■ PROBLEM REQUIREMENTS
Arrange the data from its first line through the line that contains "back-button[interactable] bbox=[30, 100, 60, 132]" as a JSON list of strings, one string per line, leaving out blank lines. Include both ends and nothing past that line.

-- BEGIN DATASET EXCERPTS --

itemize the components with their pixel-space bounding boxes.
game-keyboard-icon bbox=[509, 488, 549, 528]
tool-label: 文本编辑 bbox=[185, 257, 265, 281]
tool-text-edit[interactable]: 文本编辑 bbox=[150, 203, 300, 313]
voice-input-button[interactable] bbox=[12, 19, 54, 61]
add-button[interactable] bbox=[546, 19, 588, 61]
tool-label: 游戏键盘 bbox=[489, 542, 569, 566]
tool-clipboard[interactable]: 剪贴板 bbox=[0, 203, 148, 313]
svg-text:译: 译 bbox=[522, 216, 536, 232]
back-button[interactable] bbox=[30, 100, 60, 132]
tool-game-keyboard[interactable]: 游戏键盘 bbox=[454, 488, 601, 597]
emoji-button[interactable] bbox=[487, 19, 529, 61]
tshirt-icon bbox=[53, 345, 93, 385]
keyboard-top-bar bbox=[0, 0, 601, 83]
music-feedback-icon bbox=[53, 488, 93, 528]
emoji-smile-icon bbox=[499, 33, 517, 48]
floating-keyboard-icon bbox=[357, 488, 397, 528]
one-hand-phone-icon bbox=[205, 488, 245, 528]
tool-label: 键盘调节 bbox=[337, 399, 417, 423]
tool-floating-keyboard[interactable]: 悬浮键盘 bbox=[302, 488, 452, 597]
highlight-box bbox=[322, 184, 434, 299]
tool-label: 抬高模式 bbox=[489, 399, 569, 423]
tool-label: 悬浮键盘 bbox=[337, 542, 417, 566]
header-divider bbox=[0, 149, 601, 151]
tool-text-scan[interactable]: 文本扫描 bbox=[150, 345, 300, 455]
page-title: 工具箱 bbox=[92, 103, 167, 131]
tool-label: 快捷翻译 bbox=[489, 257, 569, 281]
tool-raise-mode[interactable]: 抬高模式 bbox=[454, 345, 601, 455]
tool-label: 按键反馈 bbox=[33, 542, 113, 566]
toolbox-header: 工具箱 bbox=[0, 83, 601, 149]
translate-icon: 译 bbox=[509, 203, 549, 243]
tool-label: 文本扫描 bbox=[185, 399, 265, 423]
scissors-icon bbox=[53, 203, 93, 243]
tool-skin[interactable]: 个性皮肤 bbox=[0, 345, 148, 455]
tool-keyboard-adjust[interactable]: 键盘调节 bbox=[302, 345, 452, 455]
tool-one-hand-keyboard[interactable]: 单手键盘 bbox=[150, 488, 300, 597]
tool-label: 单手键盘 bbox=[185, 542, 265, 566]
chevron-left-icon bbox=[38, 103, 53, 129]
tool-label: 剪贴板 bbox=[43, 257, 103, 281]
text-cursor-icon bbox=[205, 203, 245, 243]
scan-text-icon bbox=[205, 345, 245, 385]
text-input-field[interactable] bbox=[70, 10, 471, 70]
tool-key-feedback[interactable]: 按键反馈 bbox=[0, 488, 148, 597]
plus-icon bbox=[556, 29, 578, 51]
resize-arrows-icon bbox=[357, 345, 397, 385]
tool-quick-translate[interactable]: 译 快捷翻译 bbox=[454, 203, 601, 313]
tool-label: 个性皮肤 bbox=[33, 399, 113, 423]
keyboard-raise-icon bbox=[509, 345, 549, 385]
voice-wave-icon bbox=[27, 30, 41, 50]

-- END DATASET EXCERPTS --

■ TASK SOLUTION
[
  "itemize the components with their pixel-space bounding boxes.",
  "game-keyboard-icon bbox=[509, 488, 549, 528]",
  "tool-label: 文本编辑 bbox=[185, 257, 265, 281]",
  "tool-text-edit[interactable]: 文本编辑 bbox=[150, 203, 300, 313]",
  "voice-input-button[interactable] bbox=[12, 19, 54, 61]",
  "add-button[interactable] bbox=[546, 19, 588, 61]",
  "tool-label: 游戏键盘 bbox=[489, 542, 569, 566]",
  "tool-clipboard[interactable]: 剪贴板 bbox=[0, 203, 148, 313]",
  "svg-text:译: 译 bbox=[522, 216, 536, 232]",
  "back-button[interactable] bbox=[30, 100, 60, 132]"
]